**Exercise**
Copy the data word for word, keeping every line.
[Begin Recorded data]
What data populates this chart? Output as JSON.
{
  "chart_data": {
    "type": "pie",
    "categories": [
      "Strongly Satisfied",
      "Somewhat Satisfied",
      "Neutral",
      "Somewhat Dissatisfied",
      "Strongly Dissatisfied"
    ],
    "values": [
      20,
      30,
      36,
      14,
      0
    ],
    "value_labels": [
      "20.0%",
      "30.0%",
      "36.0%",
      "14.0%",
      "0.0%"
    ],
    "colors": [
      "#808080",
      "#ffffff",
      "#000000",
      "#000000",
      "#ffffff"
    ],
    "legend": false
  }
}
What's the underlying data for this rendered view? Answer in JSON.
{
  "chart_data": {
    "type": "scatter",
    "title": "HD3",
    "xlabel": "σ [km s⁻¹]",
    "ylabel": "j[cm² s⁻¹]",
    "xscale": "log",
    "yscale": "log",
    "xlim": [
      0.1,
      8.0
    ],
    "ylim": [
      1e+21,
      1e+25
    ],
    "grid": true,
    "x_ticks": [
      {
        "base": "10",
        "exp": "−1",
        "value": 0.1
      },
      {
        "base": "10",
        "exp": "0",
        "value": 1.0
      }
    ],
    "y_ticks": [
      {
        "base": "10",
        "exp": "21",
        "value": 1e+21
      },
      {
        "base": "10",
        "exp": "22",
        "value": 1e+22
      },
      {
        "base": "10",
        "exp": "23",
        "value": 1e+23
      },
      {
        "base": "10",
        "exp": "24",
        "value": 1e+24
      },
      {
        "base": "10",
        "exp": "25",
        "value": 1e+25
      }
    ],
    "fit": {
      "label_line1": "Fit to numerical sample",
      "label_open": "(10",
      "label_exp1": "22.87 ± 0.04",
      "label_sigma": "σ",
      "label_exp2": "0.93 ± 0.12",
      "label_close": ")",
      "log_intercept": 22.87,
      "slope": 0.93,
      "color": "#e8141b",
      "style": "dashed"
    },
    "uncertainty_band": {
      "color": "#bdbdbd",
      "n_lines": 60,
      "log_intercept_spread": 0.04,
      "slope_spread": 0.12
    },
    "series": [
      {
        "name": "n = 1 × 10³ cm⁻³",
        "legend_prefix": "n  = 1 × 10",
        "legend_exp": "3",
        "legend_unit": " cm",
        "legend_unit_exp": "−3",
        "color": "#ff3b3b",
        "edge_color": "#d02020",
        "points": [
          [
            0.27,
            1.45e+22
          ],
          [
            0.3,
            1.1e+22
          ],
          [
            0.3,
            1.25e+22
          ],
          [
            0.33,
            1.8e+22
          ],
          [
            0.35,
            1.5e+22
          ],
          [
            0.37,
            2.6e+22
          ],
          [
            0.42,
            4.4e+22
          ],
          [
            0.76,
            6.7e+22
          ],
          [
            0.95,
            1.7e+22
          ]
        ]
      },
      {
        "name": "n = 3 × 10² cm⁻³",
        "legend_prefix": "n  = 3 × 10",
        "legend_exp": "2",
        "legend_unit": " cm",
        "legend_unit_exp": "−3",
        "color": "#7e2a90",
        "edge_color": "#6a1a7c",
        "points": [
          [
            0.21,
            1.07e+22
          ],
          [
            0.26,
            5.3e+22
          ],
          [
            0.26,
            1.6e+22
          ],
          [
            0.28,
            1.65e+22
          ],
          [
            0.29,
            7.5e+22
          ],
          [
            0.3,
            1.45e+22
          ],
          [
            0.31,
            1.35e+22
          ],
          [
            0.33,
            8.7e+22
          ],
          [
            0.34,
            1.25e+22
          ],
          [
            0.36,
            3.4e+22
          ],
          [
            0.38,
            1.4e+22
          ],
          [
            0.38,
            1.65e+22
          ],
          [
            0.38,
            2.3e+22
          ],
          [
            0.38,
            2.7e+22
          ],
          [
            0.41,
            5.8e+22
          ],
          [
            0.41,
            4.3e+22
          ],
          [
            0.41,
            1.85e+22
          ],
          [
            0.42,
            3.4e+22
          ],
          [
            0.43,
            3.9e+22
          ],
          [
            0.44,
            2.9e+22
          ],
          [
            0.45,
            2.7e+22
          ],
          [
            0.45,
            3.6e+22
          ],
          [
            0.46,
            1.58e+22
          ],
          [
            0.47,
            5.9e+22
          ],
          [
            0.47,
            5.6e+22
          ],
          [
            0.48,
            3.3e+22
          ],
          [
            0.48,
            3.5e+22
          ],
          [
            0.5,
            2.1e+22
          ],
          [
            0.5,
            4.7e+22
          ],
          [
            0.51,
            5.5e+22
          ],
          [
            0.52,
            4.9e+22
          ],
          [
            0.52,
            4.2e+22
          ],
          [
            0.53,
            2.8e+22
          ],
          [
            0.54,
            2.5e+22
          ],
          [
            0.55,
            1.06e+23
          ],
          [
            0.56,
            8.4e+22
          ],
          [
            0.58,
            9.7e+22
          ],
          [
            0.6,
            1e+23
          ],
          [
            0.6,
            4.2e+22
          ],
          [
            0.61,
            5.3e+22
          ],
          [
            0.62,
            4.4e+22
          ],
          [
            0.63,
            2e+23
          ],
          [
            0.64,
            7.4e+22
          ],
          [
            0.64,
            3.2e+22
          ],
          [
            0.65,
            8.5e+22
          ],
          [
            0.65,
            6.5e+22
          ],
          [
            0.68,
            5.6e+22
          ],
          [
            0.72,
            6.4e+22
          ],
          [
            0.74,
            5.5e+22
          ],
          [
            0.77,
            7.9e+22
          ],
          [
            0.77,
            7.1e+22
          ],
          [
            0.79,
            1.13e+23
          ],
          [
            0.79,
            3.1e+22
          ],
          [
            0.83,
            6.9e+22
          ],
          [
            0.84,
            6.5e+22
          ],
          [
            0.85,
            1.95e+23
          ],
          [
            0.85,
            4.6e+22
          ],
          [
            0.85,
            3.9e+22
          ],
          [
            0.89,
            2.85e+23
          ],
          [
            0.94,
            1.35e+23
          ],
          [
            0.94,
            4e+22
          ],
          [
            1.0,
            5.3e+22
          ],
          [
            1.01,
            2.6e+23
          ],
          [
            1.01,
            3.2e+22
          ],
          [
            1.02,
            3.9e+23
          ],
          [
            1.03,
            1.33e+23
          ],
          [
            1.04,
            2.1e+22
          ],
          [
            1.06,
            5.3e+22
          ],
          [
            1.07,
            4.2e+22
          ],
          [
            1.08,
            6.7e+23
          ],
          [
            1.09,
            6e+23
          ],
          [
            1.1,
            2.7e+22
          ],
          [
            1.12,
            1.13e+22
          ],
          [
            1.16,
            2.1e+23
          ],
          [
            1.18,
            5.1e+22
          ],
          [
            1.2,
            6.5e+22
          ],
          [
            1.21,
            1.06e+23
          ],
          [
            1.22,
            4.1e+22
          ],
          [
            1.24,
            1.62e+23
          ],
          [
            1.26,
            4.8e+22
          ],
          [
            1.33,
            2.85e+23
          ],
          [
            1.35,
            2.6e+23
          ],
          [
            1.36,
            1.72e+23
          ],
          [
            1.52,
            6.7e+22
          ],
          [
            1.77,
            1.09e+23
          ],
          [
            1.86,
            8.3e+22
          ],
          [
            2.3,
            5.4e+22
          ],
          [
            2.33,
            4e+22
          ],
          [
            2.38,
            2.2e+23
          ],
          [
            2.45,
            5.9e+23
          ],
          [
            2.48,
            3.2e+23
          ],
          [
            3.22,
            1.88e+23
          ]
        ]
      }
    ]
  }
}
[End Recorded data]
**Finished answer**
What data populates this chart? Output as JSON.
{
  "chart_data": {
    "type": "pie",
    "categories": [
      "Strongly Satisfied",
      "Somewhat Satisfied",
      "Neutral",
      "Somewhat Dissatisfied",
      "Strongly Dissatisfied"
    ],
    "values": [
      20,
      30,
      36,
      14,
      0
    ],
    "value_labels": [
      "20.0%",
      "30.0%",
      "36.0%",
      "14.0%",
      "0.0%"
    ],
    "colors": [
      "#808080",
      "#ffffff",
      "#000000",
      "#000000",
      "#ffffff"
    ],
    "legend": false
  }
}
What's the underlying data for this rendered view? Answer in JSON.
{
  "chart_data": {
    "type": "scatter",
    "title": "HD3",
    "xlabel": "σ [km s⁻¹]",
    "ylabel": "j[cm² s⁻¹]",
    "xscale": "log",
    "yscale": "log",
    "xlim": [
      0.1,
      8.0
    ],
    "ylim": [
      1e+21,
      1e+25
    ],
    "grid": true,
    "x_ticks": [
      {
        "base": "10",
        "exp": "−1",
        "value": 0.1
      },
      {
        "base": "10",
        "exp": "0",
        "value": 1.0
      }
    ],
    "y_ticks": [
      {
        "base": "10",
        "exp": "21",
        "value": 1e+21
      },
      {
        "base": "10",
        "exp": "22",
        "value": 1e+22
      },
      {
        "base": "10",
        "exp": "23",
        "value": 1e+23
      },
      {
        "base": "10",
        "exp": "24",
        "value": 1e+24
      },
      {
        "base": "10",
        "exp": "25",
        "value": 1e+25
      }
    ],
    "fit": {
      "label_line1": "Fit to numerical sample",
      "label_open": "(10",
      "label_exp1": "22.87 ± 0.04",
      "label_sigma": "σ",
      "label_exp2": "0.93 ± 0.12",
      "label_close": ")",
      "log_intercept": 22.87,
      "slope": 0.93,
      "color": "#e8141b",
      "style": "dashed"
    },
    "uncertainty_band": {
      "color": "#bdbdbd",
      "n_lines": 60,
      "log_intercept_spread": 0.04,
      "slope_spread": 0.12
    },
    "series": [
      {
        "name": "n = 1 × 10³ cm⁻³",
        "legend_prefix": "n  = 1 × 10",
        "legend_exp": "3",
        "legend_unit": " cm",
        "legend_unit_exp": "−3",
        "color": "#ff3b3b",
        "edge_color": "#d02020",
        "points": [
          [
            0.27,
            1.45e+22
          ],
          [
            0.3,
            1.1e+22
          ],
          [
            0.3,
            1.25e+22
          ],
          [
            0.33,
            1.8e+22
          ],
          [
            0.35,
            1.5e+22
          ],
          [
            0.37,
            2.6e+22
          ],
          [
            0.42,
            4.4e+22
          ],
          [
            0.76,
            6.7e+22
          ],
          [
            0.95,
            1.7e+22
          ]
        ]
      },
      {
        "name": "n = 3 × 10² cm⁻³",
        "legend_prefix": "n  = 3 × 10",
        "legend_exp": "2",
        "legend_unit": " cm",
        "legend_unit_exp": "−3",
        "color": "#7e2a90",
        "edge_color": "#6a1a7c",
        "points": [
          [
            0.21,
            1.07e+22
          ],
          [
            0.26,
            5.3e+22
          ],
          [
            0.26,
            1.6e+22
          ],
          [
            0.28,
            1.65e+22
          ],
          [
            0.29,
            7.5e+22
          ],
          [
            0.3,
            1.45e+22
          ],
          [
            0.31,
            1.35e+22
          ],
          [
            0.33,
            8.7e+22
          ],
          [
            0.34,
            1.25e+22
          ],
          [
            0.36,
            3.4e+22
          ],
          [
            0.38,
            1.4e+22
          ],
          [
            0.38,
            1.65e+22
          ],
          [
            0.38,
            2.3e+22
          ],
          [
            0.38,
            2.7e+22
          ],
          [
            0.41,
            5.8e+22
          ],
          [
            0.41,
            4.3e+22
          ],
          [
            0.41,
            1.85e+22
          ],
          [
            0.42,
            3.4e+22
          ],
          [
            0.43,
            3.9e+22
          ],
          [
            0.44,
            2.9e+22
          ],
          [
            0.45,
            2.7e+22
          ],
          [
            0.45,
            3.6e+22
          ],
          [
            0.46,
            1.58e+22
          ],
          [
            0.47,
            5.9e+22
          ],
          [
            0.47,
            5.6e+22
          ],
          [
            0.48,
            3.3e+22
          ],
          [
            0.48,
            3.5e+22
          ],
          [
            0.5,
            2.1e+22
          ],
          [
            0.5,
            4.7e+22
          ],
          [
            0.51,
            5.5e+22
          ],
          [
            0.52,
            4.9e+22
          ],
          [
            0.52,
            4.2e+22
          ],
          [
            0.53,
            2.8e+22
          ],
          [
            0.54,
            2.5e+22
          ],
          [
            0.55,
            1.06e+23
          ],
          [
            0.56,
            8.4e+22
          ],
          [
            0.58,
            9.7e+22
          ],
          [
            0.6,
            1e+23
          ],
          [
            0.6,
            4.2e+22
          ],
          [
            0.61,
            5.3e+22
          ],
          [
            0.62,
            4.4e+22
          ],
          [
            0.63,
            2e+23
          ],
          [
            0.64,
            7.4e+22
          ],
          [
            0.64,
            3.2e+22
          ],
          [
            0.65,
            8.5e+22
          ],
          [
            0.65,
            6.5e+22
          ],
          [
            0.68,
            5.6e+22
          ],
          [
            0.72,
            6.4e+22
          ],
          [
            0.74,
            5.5e+22
          ],
          [
            0.77,
            7.9e+22
          ],
          [
            0.77,
            7.1e+22
          ],
          [
            0.79,
            1.13e+23
          ],
          [
            0.79,
            3.1e+22
          ],
          [
            0.83,
            6.9e+22
          ],
          [
            0.84,
            6.5e+22
          ],
          [
            0.85,
            1.95e+23
          ],
          [
            0.85,
            4.6e+22
          ],
          [
            0.85,
            3.9e+22
          ],
          [
            0.89,
            2.85e+23
          ],
          [
            0.94,
            1.35e+23
          ],
          [
            0.94,
            4e+22
          ],
          [
            1.0,
            5.3e+22
          ],
          [
            1.01,
            2.6e+23
          ],
          [
            1.01,
            3.2e+22
          ],
          [
            1.02,
            3.9e+23
          ],
          [
            1.03,
            1.33e+23
          ],
          [
            1.04,
            2.1e+22
          ],
          [
            1.06,
            5.3e+22
          ],
          [
            1.07,
            4.2e+22
          ],
          [
            1.08,
            6.7e+23
          ],
          [
            1.09,
            6e+23
          ],
          [
            1.1,
            2.7e+22
          ],
          [
            1.12,
            1.13e+22
          ],
          [
            1.16,
            2.1e+23
          ],
          [
            1.18,
            5.1e+22
          ],
          [
            1.2,
            6.5e+22
          ],
          [
            1.21,
            1.06e+23
          ],
          [
            1.22,
            4.1e+22
          ],
          [
            1.24,
            1.62e+23
          ],
          [
            1.26,
            4.8e+22
          ],
          [
            1.33,
            2.85e+23
          ],
          [
            1.35,
            2.6e+23
          ],
          [
            1.36,
            1.72e+23
          ],
          [
            1.52,
            6.7e+22
          ],
          [
            1.77,
            1.09e+23
          ],
          [
            1.86,
            8.3e+22
          ],
          [
            2.3,
            5.4e+22
          ],
          [
            2.33,
            4e+22
          ],
          [
            2.38,
            2.2e+23
          ],
          [
            2.45,
            5.9e+23
          ],
          [
            2.48,
            3.2e+23
          ],
          [
            3.22,
            1.88e+23
          ]
        ]
      }
    ]
  }
}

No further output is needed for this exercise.